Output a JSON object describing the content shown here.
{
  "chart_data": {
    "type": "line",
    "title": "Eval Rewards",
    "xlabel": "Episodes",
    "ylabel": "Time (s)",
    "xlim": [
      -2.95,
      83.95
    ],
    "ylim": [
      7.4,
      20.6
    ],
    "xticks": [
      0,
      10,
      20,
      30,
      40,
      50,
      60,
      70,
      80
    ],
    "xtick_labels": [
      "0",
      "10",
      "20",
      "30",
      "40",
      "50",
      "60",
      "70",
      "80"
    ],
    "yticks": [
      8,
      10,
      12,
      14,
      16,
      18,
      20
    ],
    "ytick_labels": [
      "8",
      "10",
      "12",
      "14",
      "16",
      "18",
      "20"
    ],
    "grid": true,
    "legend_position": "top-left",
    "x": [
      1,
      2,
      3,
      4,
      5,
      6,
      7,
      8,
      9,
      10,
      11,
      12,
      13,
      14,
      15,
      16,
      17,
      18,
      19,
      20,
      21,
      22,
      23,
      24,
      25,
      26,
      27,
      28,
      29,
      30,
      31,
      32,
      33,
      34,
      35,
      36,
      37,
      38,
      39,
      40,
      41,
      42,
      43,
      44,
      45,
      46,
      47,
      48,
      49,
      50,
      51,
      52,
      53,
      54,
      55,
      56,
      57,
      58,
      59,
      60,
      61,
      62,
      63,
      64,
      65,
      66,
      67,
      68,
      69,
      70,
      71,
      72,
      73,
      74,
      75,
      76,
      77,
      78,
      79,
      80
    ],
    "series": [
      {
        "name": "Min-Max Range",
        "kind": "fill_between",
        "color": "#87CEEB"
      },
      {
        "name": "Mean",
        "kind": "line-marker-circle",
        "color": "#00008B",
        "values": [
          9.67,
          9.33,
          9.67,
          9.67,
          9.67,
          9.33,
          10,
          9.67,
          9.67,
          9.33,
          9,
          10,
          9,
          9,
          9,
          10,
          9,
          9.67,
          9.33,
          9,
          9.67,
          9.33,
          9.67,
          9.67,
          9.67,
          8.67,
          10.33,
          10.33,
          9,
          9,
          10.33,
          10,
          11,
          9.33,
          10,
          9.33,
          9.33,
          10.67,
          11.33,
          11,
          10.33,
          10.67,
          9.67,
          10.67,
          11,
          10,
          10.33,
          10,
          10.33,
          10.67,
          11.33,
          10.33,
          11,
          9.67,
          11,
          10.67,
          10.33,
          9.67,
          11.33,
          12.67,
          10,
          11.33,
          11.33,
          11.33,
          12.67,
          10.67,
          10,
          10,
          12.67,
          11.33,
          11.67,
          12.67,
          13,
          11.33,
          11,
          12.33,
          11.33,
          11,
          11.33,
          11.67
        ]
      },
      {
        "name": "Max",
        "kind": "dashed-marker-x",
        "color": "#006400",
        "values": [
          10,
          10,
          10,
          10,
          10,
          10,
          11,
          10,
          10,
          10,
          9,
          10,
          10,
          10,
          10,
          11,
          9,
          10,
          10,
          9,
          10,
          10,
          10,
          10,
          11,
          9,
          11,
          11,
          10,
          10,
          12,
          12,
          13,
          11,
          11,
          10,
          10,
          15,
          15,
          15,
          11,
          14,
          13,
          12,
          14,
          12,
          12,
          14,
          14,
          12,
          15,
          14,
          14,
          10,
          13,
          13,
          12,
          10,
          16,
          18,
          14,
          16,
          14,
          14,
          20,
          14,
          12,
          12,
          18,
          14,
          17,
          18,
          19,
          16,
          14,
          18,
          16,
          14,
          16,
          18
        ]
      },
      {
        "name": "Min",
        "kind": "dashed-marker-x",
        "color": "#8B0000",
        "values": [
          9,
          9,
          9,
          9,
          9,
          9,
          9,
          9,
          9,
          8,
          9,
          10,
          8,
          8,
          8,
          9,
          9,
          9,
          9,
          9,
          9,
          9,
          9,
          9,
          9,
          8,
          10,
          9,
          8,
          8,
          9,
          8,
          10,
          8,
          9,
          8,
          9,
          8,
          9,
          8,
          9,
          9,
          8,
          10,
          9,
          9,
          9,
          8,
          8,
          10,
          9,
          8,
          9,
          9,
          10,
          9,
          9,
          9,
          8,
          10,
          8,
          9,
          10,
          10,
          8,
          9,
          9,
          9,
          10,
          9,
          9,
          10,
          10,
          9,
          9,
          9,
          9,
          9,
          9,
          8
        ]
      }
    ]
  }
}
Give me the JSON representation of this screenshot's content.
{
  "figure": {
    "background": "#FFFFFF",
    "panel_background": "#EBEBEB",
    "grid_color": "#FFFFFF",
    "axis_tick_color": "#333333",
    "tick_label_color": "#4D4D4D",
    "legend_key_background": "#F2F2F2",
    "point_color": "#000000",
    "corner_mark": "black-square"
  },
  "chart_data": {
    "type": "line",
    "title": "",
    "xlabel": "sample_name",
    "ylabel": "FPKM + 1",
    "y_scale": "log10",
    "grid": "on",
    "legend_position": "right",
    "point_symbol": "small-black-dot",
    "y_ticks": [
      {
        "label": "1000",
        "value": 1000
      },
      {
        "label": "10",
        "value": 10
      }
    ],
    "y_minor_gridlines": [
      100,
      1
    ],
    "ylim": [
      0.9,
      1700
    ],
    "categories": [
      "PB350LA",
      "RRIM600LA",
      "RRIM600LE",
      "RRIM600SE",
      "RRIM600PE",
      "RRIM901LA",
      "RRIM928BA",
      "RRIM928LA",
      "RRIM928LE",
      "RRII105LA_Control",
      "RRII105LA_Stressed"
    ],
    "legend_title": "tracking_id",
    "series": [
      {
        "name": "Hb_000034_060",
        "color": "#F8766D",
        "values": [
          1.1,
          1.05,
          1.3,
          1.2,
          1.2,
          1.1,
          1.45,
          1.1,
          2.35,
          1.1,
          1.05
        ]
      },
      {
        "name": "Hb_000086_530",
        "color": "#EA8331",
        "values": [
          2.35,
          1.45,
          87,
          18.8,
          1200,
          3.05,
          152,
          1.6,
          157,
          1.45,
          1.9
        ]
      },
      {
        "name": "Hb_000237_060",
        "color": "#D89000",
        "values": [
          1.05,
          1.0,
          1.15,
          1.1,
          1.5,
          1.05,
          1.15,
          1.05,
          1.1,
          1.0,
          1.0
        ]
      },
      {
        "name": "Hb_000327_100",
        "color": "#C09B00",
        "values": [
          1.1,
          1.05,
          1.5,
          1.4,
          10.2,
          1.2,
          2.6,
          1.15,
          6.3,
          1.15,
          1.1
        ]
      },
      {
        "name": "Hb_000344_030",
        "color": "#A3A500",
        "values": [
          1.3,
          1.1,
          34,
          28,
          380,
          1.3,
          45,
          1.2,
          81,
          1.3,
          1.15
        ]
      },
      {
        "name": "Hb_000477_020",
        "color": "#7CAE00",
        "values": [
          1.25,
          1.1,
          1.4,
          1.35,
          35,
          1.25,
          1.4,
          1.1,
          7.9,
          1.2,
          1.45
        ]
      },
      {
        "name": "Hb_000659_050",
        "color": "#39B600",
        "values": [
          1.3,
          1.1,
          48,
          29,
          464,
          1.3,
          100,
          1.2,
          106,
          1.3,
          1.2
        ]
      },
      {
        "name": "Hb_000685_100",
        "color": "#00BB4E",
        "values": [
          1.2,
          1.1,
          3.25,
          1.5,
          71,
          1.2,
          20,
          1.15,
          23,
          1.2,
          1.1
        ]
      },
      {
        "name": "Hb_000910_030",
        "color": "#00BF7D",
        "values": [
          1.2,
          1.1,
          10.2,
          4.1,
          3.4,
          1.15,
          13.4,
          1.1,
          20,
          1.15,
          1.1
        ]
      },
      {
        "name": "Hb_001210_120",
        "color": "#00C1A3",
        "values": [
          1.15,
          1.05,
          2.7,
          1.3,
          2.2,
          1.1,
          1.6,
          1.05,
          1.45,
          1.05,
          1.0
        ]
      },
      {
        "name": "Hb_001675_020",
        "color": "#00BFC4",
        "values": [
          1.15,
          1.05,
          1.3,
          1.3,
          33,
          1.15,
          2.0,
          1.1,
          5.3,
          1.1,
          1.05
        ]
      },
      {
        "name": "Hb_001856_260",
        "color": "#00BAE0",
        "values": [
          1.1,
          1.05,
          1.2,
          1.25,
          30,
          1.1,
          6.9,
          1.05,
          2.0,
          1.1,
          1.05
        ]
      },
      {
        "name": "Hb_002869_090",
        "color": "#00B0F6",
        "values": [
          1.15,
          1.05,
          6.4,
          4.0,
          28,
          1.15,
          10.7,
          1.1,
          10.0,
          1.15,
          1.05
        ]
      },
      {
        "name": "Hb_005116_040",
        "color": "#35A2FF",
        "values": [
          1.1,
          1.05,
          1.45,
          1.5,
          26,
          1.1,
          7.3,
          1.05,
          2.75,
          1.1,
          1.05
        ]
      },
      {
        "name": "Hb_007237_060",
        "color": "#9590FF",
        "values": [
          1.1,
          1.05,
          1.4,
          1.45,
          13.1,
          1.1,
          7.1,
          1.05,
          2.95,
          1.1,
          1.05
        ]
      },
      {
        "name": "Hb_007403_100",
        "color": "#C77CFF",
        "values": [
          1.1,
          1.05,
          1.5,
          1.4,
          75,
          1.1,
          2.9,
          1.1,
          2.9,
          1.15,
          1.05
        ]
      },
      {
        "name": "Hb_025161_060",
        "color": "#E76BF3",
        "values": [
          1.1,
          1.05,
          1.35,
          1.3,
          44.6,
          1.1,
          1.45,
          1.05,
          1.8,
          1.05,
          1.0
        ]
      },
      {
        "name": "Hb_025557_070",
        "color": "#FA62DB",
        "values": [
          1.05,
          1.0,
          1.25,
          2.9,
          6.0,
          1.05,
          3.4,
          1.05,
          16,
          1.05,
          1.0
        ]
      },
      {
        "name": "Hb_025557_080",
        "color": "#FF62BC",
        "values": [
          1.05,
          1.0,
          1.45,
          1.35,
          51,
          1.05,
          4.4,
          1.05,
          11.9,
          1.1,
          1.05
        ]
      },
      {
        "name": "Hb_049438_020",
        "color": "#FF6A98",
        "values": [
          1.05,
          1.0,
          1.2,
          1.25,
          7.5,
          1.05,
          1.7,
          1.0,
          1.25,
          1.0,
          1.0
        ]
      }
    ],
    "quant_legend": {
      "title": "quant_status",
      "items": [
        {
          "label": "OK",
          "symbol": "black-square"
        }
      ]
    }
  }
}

> [Given problem]:
Only the number is wanted: how many lines of these entries contain the string "JSON"?

> [Completed task]:
2